**Records for this exercise**

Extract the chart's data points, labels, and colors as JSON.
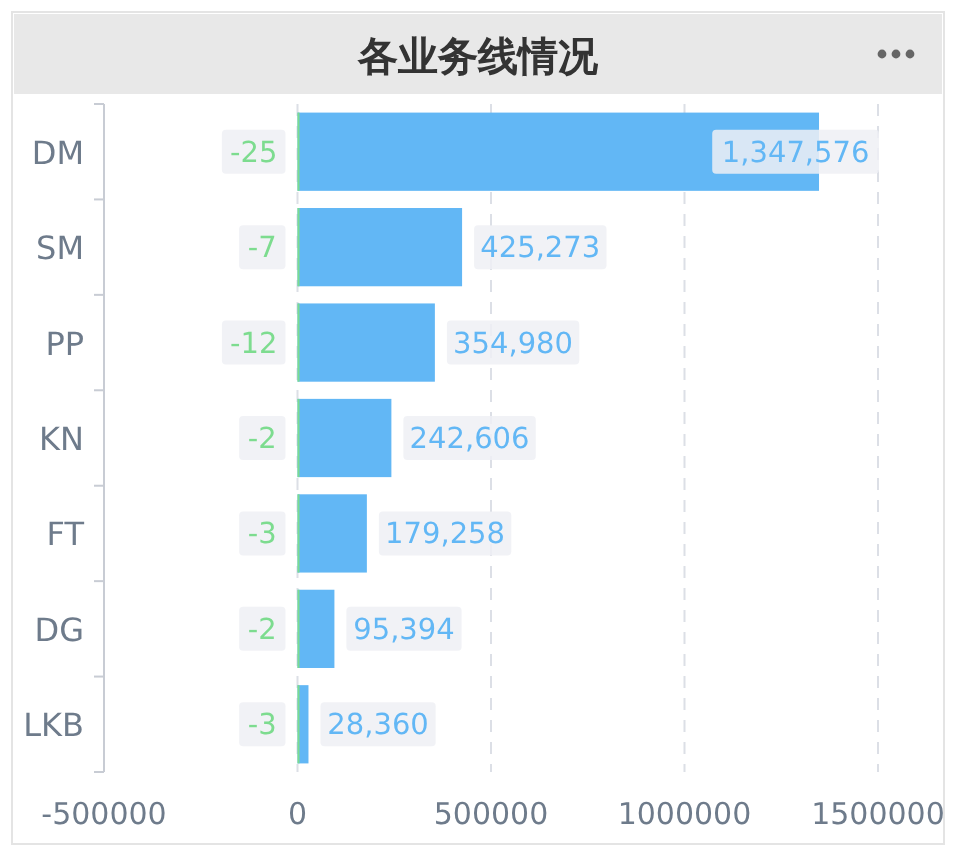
{
  "chart_data": {
    "type": "bar",
    "orientation": "horizontal",
    "title": "各业务线情况",
    "categories": [
      "DM",
      "SM",
      "PP",
      "KN",
      "FT",
      "DG",
      "LKB"
    ],
    "series": [
      {
        "color": "#62b7f5",
        "values": [
          1347576,
          425273,
          354980,
          242606,
          179258,
          95394,
          28360
        ],
        "value_labels": [
          "1,347,576",
          "425,273",
          "354,980",
          "242,606",
          "179,258",
          "95,394",
          "28,360"
        ]
      },
      {
        "color": "#7ddc8f",
        "values": [
          -25,
          -7,
          -12,
          -2,
          -3,
          -2,
          -3
        ],
        "value_labels": [
          "-25",
          "-7",
          "-12",
          "-2",
          "-3",
          "-2",
          "-3"
        ]
      }
    ],
    "xlim": [
      -500000,
      1500000
    ],
    "xticks": [
      -500000,
      0,
      500000,
      1000000,
      1500000
    ],
    "grid": "x"
  }
}
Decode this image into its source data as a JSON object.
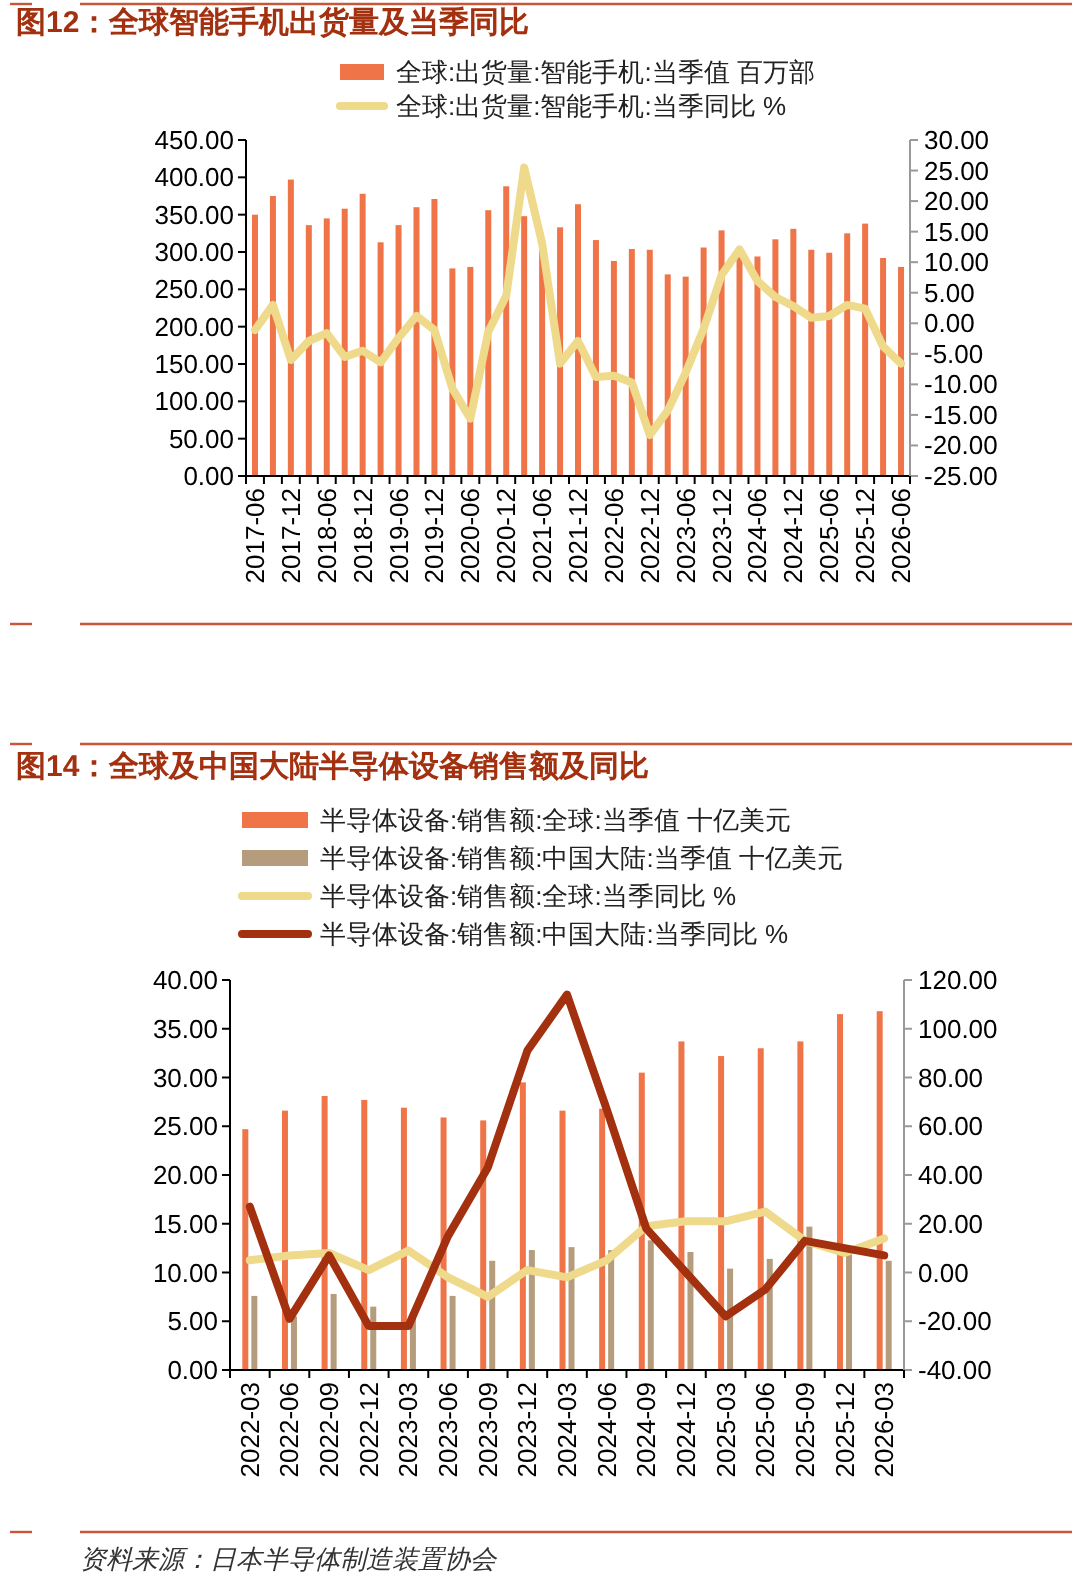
{
  "chart_data": [
    {
      "type": "bar",
      "title": "图12：全球智能手机出货量及当季同比",
      "categories": [
        "2017-06",
        null,
        "2017-12",
        null,
        "2018-06",
        null,
        "2018-12",
        null,
        "2019-06",
        null,
        "2019-12",
        null,
        "2020-06",
        null,
        "2020-12",
        null,
        "2021-06",
        null,
        "2021-12",
        null,
        "2022-06",
        null,
        "2022-12",
        null,
        "2023-06",
        null,
        "2023-12",
        null,
        "2024-06",
        null,
        "2024-12",
        null,
        "2025-06",
        null,
        "2025-12",
        null,
        "2026-06"
      ],
      "series": [
        {
          "name": "全球:出货量:智能手机:当季值 百万部",
          "color": "#ef7549",
          "values": [
            350,
            375,
            397,
            336,
            345,
            358,
            378,
            313,
            336,
            360,
            371,
            278,
            280,
            356,
            388,
            348,
            310,
            333,
            364,
            316,
            288,
            304,
            303,
            270,
            267,
            306,
            329,
            300,
            294,
            317,
            331,
            303,
            299,
            325,
            338,
            292,
            280
          ]
        },
        {
          "name": "全球:出货量:智能手机:当季同比 %",
          "type": "line",
          "axis": "y2",
          "color": "#efd98a",
          "values": [
            -1.1,
            3.0,
            -6.0,
            -2.9,
            -1.6,
            -5.5,
            -4.5,
            -6.4,
            -2.4,
            1.2,
            -1.1,
            -10.7,
            -15.6,
            -1.4,
            4.5,
            25.5,
            13.1,
            -6.6,
            -2.9,
            -8.8,
            -8.6,
            -9.7,
            -18.3,
            -14.3,
            -8.1,
            -0.9,
            7.9,
            12.1,
            6.9,
            4.3,
            2.8,
            0.9,
            1.2,
            3.0,
            2.4,
            -3.8,
            -6.6
          ]
        }
      ],
      "ylim": [
        0,
        450
      ],
      "yticks": [
        {
          "value": 0,
          "label": "0.00"
        },
        {
          "value": 50,
          "label": "50.00"
        },
        {
          "value": 100,
          "label": "100.00"
        },
        {
          "value": 150,
          "label": "150.00"
        },
        {
          "value": 200,
          "label": "200.00"
        },
        {
          "value": 250,
          "label": "250.00"
        },
        {
          "value": 300,
          "label": "300.00"
        },
        {
          "value": 350,
          "label": "350.00"
        },
        {
          "value": 400,
          "label": "400.00"
        },
        {
          "value": 450,
          "label": "450.00"
        }
      ],
      "y2lim": [
        -25,
        30
      ],
      "y2ticks": [
        {
          "value": -25,
          "label": "-25.00"
        },
        {
          "value": -20,
          "label": "-20.00"
        },
        {
          "value": -15,
          "label": "-15.00"
        },
        {
          "value": -10,
          "label": "-10.00"
        },
        {
          "value": -5,
          "label": "-5.00"
        },
        {
          "value": 0,
          "label": "0.00"
        },
        {
          "value": 5,
          "label": "5.00"
        },
        {
          "value": 10,
          "label": "10.00"
        },
        {
          "value": 15,
          "label": "15.00"
        },
        {
          "value": 20,
          "label": "20.00"
        },
        {
          "value": 25,
          "label": "25.00"
        },
        {
          "value": 30,
          "label": "30.00"
        }
      ],
      "legend": "top",
      "grid": false
    },
    {
      "type": "bar",
      "title": "图14：全球及中国大陆半导体设备销售额及同比",
      "categories": [
        "2022-03",
        "2022-06",
        "2022-09",
        "2022-12",
        "2023-03",
        "2023-06",
        "2023-09",
        "2023-12",
        "2024-03",
        "2024-06",
        "2024-09",
        "2024-12",
        "2025-03",
        "2025-06",
        "2025-09",
        "2025-12",
        "2026-03"
      ],
      "series": [
        {
          "name": "半导体设备:销售额:全球:当季值 十亿美元",
          "color": "#ef7549",
          "values": [
            24.7,
            26.6,
            28.1,
            27.7,
            26.9,
            25.9,
            25.6,
            29.5,
            26.6,
            26.8,
            30.5,
            33.7,
            32.2,
            33.0,
            33.7,
            36.5,
            36.8
          ]
        },
        {
          "name": "半导体设备:销售额:中国大陆:当季值 十亿美元",
          "color": "#b49c7c",
          "values": [
            7.6,
            5.5,
            7.8,
            6.5,
            5.9,
            7.6,
            11.2,
            12.3,
            12.6,
            12.3,
            13.3,
            12.1,
            10.4,
            11.4,
            14.7,
            12.0,
            11.2
          ]
        },
        {
          "name": "半导体设备:销售额:全球:当季同比 %",
          "type": "line",
          "axis": "y2",
          "color": "#efd98a",
          "values": [
            5,
            7,
            8,
            1,
            9,
            -2,
            -10,
            1,
            -2,
            5,
            19,
            21,
            21,
            25,
            13,
            8,
            14
          ]
        },
        {
          "name": "半导体设备:销售额:中国大陆:当季同比 %",
          "type": "line",
          "axis": "y2",
          "color": "#a3300f",
          "values": [
            27,
            -19,
            7,
            -22,
            -22,
            15,
            43,
            91,
            114,
            67,
            18,
            0,
            -18,
            -7,
            13,
            10,
            7
          ]
        }
      ],
      "ylim": [
        0,
        40
      ],
      "yticks": [
        {
          "value": 0,
          "label": "0.00"
        },
        {
          "value": 5,
          "label": "5.00"
        },
        {
          "value": 10,
          "label": "10.00"
        },
        {
          "value": 15,
          "label": "15.00"
        },
        {
          "value": 20,
          "label": "20.00"
        },
        {
          "value": 25,
          "label": "25.00"
        },
        {
          "value": 30,
          "label": "30.00"
        },
        {
          "value": 35,
          "label": "35.00"
        },
        {
          "value": 40,
          "label": "40.00"
        }
      ],
      "y2lim": [
        -40,
        120
      ],
      "y2ticks": [
        {
          "value": -40,
          "label": "-40.00"
        },
        {
          "value": -20,
          "label": "-20.00"
        },
        {
          "value": 0,
          "label": "0.00"
        },
        {
          "value": 20,
          "label": "20.00"
        },
        {
          "value": 40,
          "label": "40.00"
        },
        {
          "value": 60,
          "label": "60.00"
        },
        {
          "value": 80,
          "label": "80.00"
        },
        {
          "value": 100,
          "label": "100.00"
        },
        {
          "value": 120,
          "label": "120.00"
        }
      ],
      "legend": "top",
      "grid": false,
      "annotations": [
        "资料来源：日本半导体制造装置协会"
      ]
    }
  ]
}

**Written request**
Tally up the lines holding the string "name" in this listing, and report the total alone.

**Answer to the task**
6